▸ **Exercise requirements**: Scan the following material for the string "gotowania" and copy each line in which it appears.
---------- Provided material ----------
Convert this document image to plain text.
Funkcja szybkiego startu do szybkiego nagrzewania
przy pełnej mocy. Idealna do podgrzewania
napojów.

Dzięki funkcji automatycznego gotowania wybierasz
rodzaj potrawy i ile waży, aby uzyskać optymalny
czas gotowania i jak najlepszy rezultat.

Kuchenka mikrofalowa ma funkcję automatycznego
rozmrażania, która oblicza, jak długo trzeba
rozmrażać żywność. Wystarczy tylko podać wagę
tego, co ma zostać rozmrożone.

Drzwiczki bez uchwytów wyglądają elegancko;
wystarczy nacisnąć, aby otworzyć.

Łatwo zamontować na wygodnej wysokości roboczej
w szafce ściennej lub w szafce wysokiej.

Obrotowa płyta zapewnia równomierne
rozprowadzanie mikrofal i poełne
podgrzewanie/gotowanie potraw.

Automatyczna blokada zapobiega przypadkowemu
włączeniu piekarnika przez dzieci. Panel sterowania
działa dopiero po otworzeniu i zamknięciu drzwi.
----------
▸ **Worked solution**:
Dzięki funkcji automatycznego gotowania wybierasz
czas gotowania i jak najlepszy rezultat.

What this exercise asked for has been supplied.